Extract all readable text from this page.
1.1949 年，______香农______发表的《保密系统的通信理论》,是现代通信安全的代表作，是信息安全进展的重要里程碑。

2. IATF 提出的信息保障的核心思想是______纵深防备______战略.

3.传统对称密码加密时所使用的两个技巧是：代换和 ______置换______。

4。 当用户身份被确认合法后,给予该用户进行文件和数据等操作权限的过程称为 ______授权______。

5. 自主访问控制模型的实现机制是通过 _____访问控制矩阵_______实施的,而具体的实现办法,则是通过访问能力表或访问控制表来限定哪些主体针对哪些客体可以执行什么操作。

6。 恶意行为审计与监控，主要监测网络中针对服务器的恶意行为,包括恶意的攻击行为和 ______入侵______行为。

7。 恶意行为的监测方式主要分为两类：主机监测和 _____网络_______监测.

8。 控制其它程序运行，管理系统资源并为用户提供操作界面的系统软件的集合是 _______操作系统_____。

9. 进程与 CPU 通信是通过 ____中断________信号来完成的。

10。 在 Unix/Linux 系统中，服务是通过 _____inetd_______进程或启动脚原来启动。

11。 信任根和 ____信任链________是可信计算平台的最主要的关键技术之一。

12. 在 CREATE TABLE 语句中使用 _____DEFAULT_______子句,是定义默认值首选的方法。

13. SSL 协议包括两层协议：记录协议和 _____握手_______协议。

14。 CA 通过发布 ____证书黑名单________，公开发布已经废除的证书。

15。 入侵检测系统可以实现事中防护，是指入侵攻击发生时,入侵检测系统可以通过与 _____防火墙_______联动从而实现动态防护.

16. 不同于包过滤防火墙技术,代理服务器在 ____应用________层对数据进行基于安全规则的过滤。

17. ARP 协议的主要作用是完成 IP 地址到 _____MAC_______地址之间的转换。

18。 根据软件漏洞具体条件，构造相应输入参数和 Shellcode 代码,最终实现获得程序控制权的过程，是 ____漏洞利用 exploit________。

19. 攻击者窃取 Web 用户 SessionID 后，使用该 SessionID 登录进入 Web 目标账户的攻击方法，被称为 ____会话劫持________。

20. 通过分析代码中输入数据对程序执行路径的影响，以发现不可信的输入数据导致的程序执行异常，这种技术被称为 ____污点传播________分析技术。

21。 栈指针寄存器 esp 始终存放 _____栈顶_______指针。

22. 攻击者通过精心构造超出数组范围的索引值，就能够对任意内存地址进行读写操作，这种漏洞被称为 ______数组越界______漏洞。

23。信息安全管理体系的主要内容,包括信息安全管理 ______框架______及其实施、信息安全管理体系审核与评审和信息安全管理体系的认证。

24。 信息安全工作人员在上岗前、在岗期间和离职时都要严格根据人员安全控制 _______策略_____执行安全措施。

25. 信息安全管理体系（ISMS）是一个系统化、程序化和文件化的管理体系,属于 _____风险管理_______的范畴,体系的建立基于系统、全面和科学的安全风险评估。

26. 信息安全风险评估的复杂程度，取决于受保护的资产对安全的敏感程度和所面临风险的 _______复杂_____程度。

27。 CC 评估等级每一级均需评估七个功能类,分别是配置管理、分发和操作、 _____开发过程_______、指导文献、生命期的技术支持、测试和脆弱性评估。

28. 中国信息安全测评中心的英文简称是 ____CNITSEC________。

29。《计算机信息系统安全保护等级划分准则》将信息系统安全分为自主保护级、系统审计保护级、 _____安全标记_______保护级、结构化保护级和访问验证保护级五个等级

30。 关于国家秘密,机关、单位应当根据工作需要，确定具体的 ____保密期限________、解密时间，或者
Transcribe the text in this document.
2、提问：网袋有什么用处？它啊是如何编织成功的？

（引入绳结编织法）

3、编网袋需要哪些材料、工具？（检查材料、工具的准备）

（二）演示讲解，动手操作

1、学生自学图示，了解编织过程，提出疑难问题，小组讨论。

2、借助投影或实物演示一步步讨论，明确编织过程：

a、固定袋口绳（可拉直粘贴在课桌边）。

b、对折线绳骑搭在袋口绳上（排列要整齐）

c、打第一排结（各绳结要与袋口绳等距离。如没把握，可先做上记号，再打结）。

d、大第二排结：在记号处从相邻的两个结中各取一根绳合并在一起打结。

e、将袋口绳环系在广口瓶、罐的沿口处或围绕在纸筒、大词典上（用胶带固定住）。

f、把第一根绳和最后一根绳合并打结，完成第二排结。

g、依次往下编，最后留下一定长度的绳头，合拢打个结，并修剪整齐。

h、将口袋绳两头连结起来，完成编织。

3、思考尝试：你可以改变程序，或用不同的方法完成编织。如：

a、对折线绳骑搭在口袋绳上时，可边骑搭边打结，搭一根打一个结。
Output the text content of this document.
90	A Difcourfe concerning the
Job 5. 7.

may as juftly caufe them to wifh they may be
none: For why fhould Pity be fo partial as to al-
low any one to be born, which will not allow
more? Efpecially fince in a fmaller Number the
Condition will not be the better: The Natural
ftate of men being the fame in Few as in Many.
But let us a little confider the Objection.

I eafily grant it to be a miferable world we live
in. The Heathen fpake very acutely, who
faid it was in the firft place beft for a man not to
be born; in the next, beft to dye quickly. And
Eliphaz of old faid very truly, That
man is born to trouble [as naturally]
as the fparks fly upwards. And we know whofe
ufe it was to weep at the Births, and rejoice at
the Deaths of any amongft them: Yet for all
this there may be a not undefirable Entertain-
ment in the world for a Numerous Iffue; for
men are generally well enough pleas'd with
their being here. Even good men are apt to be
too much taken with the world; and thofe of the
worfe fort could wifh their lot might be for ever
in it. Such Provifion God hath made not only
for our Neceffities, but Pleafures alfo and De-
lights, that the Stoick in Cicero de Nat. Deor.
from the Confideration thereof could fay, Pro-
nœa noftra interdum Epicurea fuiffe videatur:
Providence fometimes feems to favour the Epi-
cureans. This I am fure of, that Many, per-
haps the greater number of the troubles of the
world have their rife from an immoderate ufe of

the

# [DIRECTION]
Pick out every line of the listing containing the word "will", and show those lines.

# [RESULT OF THE EXERCISE]
low any one to be born, which will not allow
Condition will not be the better: The Natural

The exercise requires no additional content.